* Written problem:
Go through the material and pull out every line with the string "Start" in it.

(Data items)
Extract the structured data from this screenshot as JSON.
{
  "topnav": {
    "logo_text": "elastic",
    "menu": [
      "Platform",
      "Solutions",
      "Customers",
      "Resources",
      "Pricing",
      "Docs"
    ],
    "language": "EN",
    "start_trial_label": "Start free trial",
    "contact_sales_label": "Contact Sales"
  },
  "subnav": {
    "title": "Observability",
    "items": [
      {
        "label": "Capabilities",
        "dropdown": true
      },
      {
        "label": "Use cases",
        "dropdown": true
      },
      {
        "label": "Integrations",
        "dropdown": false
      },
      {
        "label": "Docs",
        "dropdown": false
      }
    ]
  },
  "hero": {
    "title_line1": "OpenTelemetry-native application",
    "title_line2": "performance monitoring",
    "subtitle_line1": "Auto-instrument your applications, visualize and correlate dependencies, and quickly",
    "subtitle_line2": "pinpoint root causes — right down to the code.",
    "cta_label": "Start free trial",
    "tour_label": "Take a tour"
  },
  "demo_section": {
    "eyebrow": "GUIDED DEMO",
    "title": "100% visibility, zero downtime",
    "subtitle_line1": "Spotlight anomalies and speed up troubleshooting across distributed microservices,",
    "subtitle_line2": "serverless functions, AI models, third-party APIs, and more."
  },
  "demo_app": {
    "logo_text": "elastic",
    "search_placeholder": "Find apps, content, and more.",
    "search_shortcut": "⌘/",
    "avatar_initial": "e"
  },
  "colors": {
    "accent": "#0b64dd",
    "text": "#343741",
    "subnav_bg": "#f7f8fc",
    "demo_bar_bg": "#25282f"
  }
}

* Task result:
    "start_trial_label": "Start free trial",
    "cta_label": "Start free trial",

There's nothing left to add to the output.